* **Task A**
Answer these from the Certified box writeup, each on its own line with the same mark:
(i) What difficulty level and operating system does the box have?
(ii) Which Bloodhound collector was used?
(iii) What kind of hashes does targetedKerberoast recover?
* **Task B**
From the Certified box writeup, list every tool named at the start of an entry under "Tools Used".
* **Task C**
Extend the Certified box writeup past its final tool entry with further text in the same style.

Certified

Certified is a medium difficulty Windows box that focuses on abusing Active Directory Discretionary Access Control Lists (AD DACL) and misconfigured certificate enrollment templates.

Contents

Tools Used

Certipy – A multi-function tool for enumerating and abusing Active Directory Certificate Services (AD CS).

Bloodhound – A tool that allows the user to visualize an attack path by displaying ACLs that users or groups have other one-another. This program is fed by many collectors, I used the python collector that comes with it, although tools such as Sharphound seem to collect significantly more data.

Impacket-owneredit, Impacket-dacledit – Impacket is a suite of tools for enumerating and attacking Windows machines in a penetration test. These specific tools allow modifications of groups or DACLs. These tools are important because a lot of this software listed here allows us to interact with a Windows machine from a Linux machine using Windows-specific protocols.

targetedKerberoast – A tool for recovering Kerberos hashes, these hashes can be cracked offline to get the plaintext password of an account.

pyWhisker – A shadow credentials attack tool, this allows you to generate a certificate and write this to a user object that can be further exploited by other tools.

* **Supplied entries**
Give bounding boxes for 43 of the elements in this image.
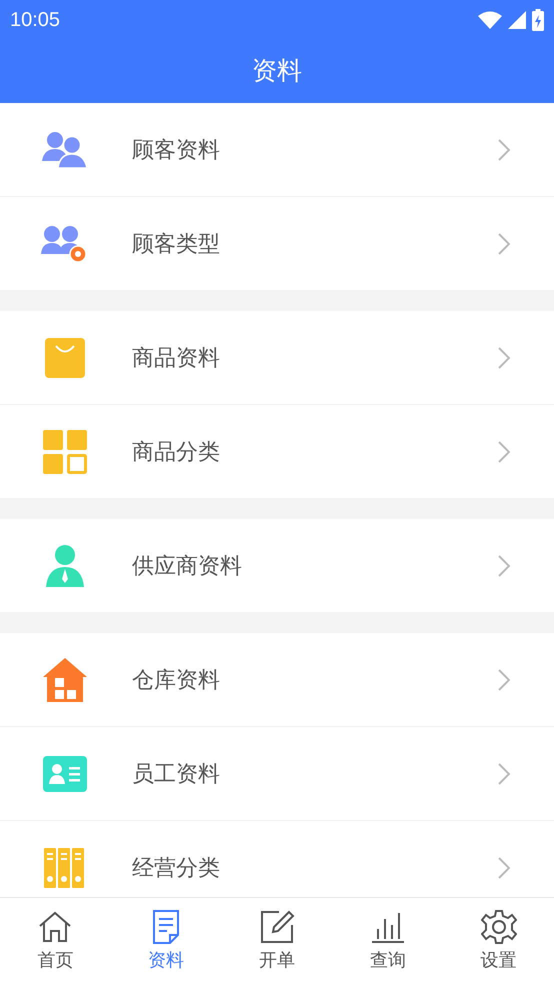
menu-item[interactable]: 顾客类型 bbox=[0, 197, 554, 290]
menu-item-label: 供应商资料 bbox=[132, 552, 243, 580]
chevron-right-icon bbox=[498, 138, 510, 160]
chevron-right-icon bbox=[498, 668, 510, 690]
chevron-right-icon bbox=[498, 856, 510, 878]
wifi-icon bbox=[478, 11, 502, 29]
chevron-right-icon bbox=[498, 440, 510, 462]
menu-item-label: 员工资料 bbox=[132, 760, 221, 788]
chevron-right-icon bbox=[498, 232, 510, 254]
menu-item-label: 商品分类 bbox=[132, 438, 221, 466]
id-card-icon bbox=[43, 756, 87, 792]
menu-item[interactable]: 供应商资料 bbox=[0, 519, 554, 612]
signal-icon bbox=[508, 11, 526, 29]
menu-item[interactable]: 员工资料 bbox=[0, 727, 554, 820]
binders-icon bbox=[44, 848, 86, 888]
person-tie-icon bbox=[46, 544, 84, 586]
tab[interactable]: 设置 bbox=[443, 898, 554, 984]
menu-item[interactable]: 商品分类 bbox=[0, 405, 554, 498]
chevron-right-icon bbox=[498, 554, 510, 576]
status-time: 10:05 bbox=[10, 8, 60, 33]
tab[interactable]: 查询 bbox=[332, 898, 444, 984]
menu-item-label: 商品资料 bbox=[132, 344, 221, 372]
tab[interactable]: 开单 bbox=[222, 898, 332, 984]
people-icon bbox=[42, 130, 88, 168]
house-icon bbox=[42, 656, 88, 702]
shopping-bag-icon bbox=[44, 336, 86, 378]
chevron-right-icon bbox=[498, 346, 510, 368]
menu-item-label: 顾客类型 bbox=[132, 230, 221, 258]
menu-item[interactable]: 仓库资料 bbox=[0, 633, 554, 726]
tab[interactable]: 首页 bbox=[0, 898, 111, 984]
page-title: 资料 bbox=[252, 56, 302, 87]
chevron-right-icon bbox=[498, 762, 510, 784]
tab[interactable]: 资料 bbox=[110, 898, 222, 984]
menu-item[interactable]: 商品资料 bbox=[0, 311, 554, 404]
grid-icon bbox=[43, 430, 87, 474]
battery-icon bbox=[532, 9, 544, 31]
menu-item-label: 顾客资料 bbox=[132, 136, 221, 164]
settings-icon bbox=[480, 908, 517, 944]
menu-item-label: 仓库资料 bbox=[132, 666, 221, 694]
menu-item[interactable]: 顾客资料 bbox=[0, 103, 554, 196]
edit-icon bbox=[258, 908, 295, 944]
menu-item-label: 经营分类 bbox=[132, 854, 221, 882]
menu-item[interactable]: 经营分类 bbox=[0, 821, 554, 897]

* **Exercise response A**
(i) Medium difficulty, Windows.
(ii) The python collector that comes with Bloodhound.
(iii) Kerberos hashes.

* **Exercise response B**
Certipy
Bloodhound
Impacket-owneredit
Impacket-dacledit
targetedKerberoast
pyWhisker

* **Exercise response C**
PKINITI – A shadow credentials attack tool, this allows you to use the certificate generated by pyWhisker to get a Ticket-Granting-Ticket (TGT), then get the NT hash for a user with that TGT. Getting the NT hash allows authentication as the victim user without knowing their password.

nmap scan

The initial scan shows several Windows specific ports open. This also gives us the domain name of certified.htb, along with the machine's FQDN of DC01.certified.htb.

Initial Enumeration

Having been provided low privileged user credentials, I start by enumerating the box with enum4linux.

I run the script which gives me a list of user accounts that I add to a credentials list, check for available shares (none), and attempt to connect via WinRM to the target machine as the compromised user, which is denied.

I try a few tools to enumerate the box and didn't see any easy paths in through SMB or moving to another user account. To enumerate the Active Directory (AD) certificate templates, I use Certipy, which is a tool that will scan and provide a nice output of how the domain is configured and what possible attack paths exist. The tool identifies some weak templates, but I do not see anything that is immediately exploitable. We do note that some certificates exist that allow ESC2 and ESC3, and a template that can be used for ESC9 if we can compromise the ca_operator user. A list of the AD CS privilege escalations can be found on Certipy's wiki.

Bloodhound Enumeration and DACL Abuse

Having not found anything immediately exploitable, I go for another enumeration route, Bloodhound Community Edition. After collecting data using the collector and importing it, I already see some weak access control lists with the user account I was provided.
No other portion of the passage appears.